* [Tarefas a realizar]
**a.** No trecho sobre o companheiro que perdeu tudo no jogo, qual foi o valor do prêmio de um dos bilhetes?
**b.** Continue o trecho sobre o companheiro que perdeu tudo no jogo a partir do ponto em que ele termina.

* [Trecho do texto]

:::

Tudo o mais corria por conta do meu companheiro.
74. Já eram muitos os recibos e a
soma era considerável. E eis que, certo dia, veio dizer-me que um de nossos
bilhetes fora premiado com 24.000 duros, mas que, quando ia fazer a cobrança,
perdera o bilhete.E falava a verdade ao dizer que o havia perdido, pois o
colocara no jogo e o perdera. E não só perdeu aquele bilhete, mas também foi ao
meu quarto, na minha ausência, arrombou o meu cofre e levou consigo todos os
recibos da sociedade, que estavam ali guardados. Além disso, carregou todo o
meu dinheiro particular. Levou também consigo os livros e a roupa, e penhorou
tudo numa loja de objetos usados. Perdeu tudo no jogo. Finalmente, desejoso de
se ressarcir, não tendo mais o que jogar, desesperado, foi a uma casa na qual
tinha entrada, levou as jóias de uma senhora e as vendeu. Foi ao jogo e também
perdeu.

:::

* [Extratos de dados]
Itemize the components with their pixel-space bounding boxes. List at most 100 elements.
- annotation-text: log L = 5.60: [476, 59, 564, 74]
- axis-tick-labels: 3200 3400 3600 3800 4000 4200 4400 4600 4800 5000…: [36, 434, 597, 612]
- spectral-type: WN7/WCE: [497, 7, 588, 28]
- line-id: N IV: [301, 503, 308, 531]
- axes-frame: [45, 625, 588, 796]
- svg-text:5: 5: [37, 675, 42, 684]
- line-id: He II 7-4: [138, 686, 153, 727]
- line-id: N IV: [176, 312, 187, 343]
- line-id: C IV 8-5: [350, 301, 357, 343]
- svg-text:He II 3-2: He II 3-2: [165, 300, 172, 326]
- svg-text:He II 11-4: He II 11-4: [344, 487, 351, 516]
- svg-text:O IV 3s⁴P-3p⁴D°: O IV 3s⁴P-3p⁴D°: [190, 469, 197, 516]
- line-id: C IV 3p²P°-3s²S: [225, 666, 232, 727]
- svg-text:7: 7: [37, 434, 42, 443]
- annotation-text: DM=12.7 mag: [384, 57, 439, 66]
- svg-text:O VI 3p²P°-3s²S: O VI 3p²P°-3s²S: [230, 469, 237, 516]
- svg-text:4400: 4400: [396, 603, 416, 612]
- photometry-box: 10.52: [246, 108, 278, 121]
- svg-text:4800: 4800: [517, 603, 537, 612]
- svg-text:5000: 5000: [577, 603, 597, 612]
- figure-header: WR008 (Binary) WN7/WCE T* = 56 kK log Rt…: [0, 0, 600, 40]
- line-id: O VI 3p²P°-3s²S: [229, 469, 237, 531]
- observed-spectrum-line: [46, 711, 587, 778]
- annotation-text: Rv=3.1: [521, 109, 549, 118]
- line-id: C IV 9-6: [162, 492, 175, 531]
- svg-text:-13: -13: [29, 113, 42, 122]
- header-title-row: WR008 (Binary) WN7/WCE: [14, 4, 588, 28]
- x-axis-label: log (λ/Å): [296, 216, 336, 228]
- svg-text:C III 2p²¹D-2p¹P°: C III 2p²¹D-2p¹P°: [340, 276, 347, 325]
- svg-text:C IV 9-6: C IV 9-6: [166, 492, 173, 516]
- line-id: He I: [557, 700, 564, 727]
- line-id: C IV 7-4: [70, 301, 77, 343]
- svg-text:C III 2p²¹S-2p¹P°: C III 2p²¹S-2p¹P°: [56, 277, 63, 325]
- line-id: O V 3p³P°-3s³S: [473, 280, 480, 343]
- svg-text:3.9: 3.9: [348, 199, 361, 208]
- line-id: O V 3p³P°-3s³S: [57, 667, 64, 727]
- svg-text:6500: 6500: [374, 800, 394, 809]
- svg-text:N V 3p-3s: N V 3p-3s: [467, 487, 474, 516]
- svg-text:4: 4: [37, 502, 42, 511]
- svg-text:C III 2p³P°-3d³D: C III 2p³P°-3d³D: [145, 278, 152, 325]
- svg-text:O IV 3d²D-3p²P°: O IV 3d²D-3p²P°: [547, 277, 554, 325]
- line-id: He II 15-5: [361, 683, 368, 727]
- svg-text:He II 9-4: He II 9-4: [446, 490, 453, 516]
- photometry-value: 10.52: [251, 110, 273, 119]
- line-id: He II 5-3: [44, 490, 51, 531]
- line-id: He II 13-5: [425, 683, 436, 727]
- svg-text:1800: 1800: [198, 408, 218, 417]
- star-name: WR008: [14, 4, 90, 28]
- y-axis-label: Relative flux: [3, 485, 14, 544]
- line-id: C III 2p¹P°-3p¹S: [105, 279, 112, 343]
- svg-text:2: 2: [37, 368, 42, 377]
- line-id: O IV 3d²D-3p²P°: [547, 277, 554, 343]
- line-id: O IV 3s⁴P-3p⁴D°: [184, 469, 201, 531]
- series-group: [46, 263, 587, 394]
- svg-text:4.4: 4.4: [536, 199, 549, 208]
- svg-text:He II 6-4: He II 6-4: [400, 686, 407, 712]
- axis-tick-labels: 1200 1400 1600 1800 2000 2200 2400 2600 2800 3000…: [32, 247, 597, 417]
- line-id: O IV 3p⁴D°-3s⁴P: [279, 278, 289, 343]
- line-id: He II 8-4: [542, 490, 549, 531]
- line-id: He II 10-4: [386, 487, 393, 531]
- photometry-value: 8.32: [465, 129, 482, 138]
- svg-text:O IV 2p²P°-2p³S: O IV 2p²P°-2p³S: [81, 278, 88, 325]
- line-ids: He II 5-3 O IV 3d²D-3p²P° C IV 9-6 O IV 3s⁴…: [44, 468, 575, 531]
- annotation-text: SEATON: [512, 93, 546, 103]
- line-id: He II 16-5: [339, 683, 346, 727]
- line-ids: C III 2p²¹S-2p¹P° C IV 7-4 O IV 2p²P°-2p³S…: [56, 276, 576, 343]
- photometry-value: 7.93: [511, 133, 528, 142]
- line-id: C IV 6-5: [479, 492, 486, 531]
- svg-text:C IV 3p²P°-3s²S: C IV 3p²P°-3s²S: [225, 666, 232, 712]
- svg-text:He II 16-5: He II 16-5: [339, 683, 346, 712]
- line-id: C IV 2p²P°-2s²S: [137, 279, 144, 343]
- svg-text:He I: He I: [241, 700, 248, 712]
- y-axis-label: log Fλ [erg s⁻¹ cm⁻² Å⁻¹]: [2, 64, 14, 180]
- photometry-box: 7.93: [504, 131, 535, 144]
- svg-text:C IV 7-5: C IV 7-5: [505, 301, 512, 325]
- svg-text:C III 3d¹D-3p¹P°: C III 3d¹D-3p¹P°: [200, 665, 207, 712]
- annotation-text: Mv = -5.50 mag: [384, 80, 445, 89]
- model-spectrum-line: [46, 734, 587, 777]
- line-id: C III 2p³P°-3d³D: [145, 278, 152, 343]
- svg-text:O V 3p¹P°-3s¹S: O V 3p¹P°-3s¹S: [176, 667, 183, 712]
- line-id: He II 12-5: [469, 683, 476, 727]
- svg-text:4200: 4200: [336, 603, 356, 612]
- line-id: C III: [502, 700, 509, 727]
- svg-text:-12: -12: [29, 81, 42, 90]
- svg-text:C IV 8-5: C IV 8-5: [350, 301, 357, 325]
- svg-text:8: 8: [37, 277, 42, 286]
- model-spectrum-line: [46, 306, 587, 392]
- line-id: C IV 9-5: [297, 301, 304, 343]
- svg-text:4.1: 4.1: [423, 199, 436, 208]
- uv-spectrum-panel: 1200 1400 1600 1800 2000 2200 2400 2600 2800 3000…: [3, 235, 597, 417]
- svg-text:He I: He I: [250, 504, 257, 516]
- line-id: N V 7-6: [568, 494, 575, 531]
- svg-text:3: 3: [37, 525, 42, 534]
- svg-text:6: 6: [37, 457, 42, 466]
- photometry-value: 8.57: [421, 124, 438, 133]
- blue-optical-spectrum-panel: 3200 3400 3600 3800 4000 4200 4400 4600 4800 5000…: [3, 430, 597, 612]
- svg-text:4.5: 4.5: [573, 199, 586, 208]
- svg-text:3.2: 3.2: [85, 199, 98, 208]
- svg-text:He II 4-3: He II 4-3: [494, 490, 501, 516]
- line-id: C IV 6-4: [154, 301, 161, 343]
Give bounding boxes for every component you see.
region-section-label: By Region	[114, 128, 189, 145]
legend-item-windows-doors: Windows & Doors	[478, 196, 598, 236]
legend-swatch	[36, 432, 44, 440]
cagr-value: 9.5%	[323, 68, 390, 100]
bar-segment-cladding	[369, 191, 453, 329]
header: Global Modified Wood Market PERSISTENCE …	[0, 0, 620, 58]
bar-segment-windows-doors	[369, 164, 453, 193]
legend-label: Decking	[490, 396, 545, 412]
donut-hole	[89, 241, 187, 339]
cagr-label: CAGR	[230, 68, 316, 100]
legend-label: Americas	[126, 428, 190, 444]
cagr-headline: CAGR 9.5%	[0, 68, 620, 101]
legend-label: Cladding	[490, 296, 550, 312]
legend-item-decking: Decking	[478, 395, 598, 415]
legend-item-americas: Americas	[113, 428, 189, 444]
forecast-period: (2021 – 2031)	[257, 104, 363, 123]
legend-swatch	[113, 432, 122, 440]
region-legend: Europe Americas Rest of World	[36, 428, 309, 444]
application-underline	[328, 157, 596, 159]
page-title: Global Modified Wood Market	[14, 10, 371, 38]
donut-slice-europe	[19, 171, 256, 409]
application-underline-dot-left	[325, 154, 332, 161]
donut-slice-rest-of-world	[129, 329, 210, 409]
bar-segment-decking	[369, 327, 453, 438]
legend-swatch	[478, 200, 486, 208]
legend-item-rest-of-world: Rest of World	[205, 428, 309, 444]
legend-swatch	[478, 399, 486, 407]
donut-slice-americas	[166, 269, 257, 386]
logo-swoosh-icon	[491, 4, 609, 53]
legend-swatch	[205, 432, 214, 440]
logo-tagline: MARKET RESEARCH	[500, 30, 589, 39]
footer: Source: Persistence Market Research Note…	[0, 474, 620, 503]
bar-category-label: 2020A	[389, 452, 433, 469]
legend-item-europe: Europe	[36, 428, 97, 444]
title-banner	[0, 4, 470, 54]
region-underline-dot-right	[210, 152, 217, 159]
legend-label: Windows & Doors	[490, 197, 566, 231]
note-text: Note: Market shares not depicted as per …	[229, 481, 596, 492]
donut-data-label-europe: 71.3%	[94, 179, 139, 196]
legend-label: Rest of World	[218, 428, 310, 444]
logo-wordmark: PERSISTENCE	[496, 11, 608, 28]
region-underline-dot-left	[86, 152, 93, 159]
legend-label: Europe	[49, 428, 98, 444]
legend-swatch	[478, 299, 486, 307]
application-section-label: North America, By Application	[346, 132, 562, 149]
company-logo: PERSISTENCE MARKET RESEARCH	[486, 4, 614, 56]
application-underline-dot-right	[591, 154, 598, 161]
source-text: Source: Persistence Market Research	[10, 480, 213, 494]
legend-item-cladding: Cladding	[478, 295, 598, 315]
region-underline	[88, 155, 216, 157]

:::

* [Resultados das tarefas]
**a.** 24.000 duros.

**b.**
75. Entretanto, a senhora achou
falta de suas jóias e pensou que aquele fulano as havia roubado. Denunciou à
autoridade policial.Prenderam o ladrão, que confessou seu delito; foi condenado
a dois anos de prisão. É impossível explicar o golpe que me deu este contratempo,
não por ter perdido os bens, apesar de muitos, mas pela perda da honra.
Pensava: Que dirão as pessoas? Vão pensar que tu eras cúmplice dos seus jogos e
roubos. Ai! Um companheiro teu na cadeia, na prisão! Era tanta confusão e
vergonha que mal me atrevia sair à rua. Parecia que todos os olhares se
voltavam para mim, falavam de mim e se referiam a mim.